--- start ---

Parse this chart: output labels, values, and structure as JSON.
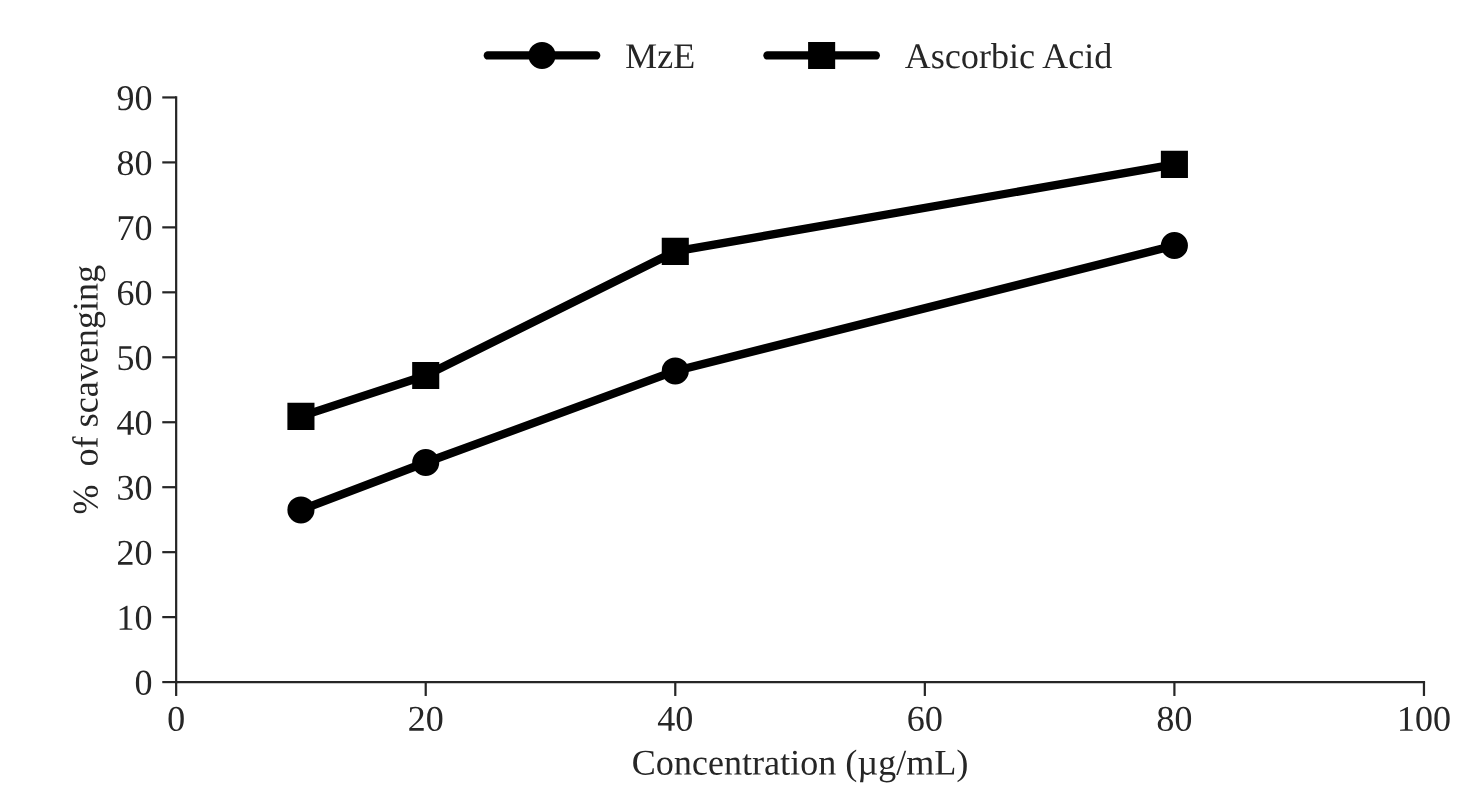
{
  "chart_data": {
    "type": "line",
    "xlabel": "Concentration (µg/mL)",
    "ylabel": "%  of scavenging",
    "x": [
      10,
      20,
      40,
      80
    ],
    "series": [
      {
        "name": "MzE",
        "color": "#000000",
        "marker": "circle",
        "values": [
          26.5,
          33.8,
          47.9,
          67.2
        ]
      },
      {
        "name": "Ascorbic Acid",
        "color": "#000000",
        "marker": "square",
        "values": [
          40.9,
          47.2,
          66.3,
          79.7
        ]
      }
    ],
    "xlim": [
      0,
      100
    ],
    "xticks": [
      0,
      20,
      40,
      60,
      80,
      100
    ],
    "ylim": [
      0,
      90
    ],
    "yticks": [
      0,
      10,
      20,
      30,
      40,
      50,
      60,
      70,
      80,
      90
    ],
    "grid": false,
    "legend": "top",
    "line_style": "solid"
  }
}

--- end ---

**Task to complete:** Leave the pictures out and print the records above exactly as they stand.

**Solution for this task:**
Parse this chart: output labels, values, and structure as JSON.
{
  "chart_data": {
    "type": "line",
    "xlabel": "Concentration (µg/mL)",
    "ylabel": "%  of scavenging",
    "x": [
      10,
      20,
      40,
      80
    ],
    "series": [
      {
        "name": "MzE",
        "color": "#000000",
        "marker": "circle",
        "values": [
          26.5,
          33.8,
          47.9,
          67.2
        ]
      },
      {
        "name": "Ascorbic Acid",
        "color": "#000000",
        "marker": "square",
        "values": [
          40.9,
          47.2,
          66.3,
          79.7
        ]
      }
    ],
    "xlim": [
      0,
      100
    ],
    "xticks": [
      0,
      20,
      40,
      60,
      80,
      100
    ],
    "ylim": [
      0,
      90
    ],
    "yticks": [
      0,
      10,
      20,
      30,
      40,
      50,
      60,
      70,
      80,
      90
    ],
    "grid": false,
    "legend": "top",
    "line_style": "solid"
  }
}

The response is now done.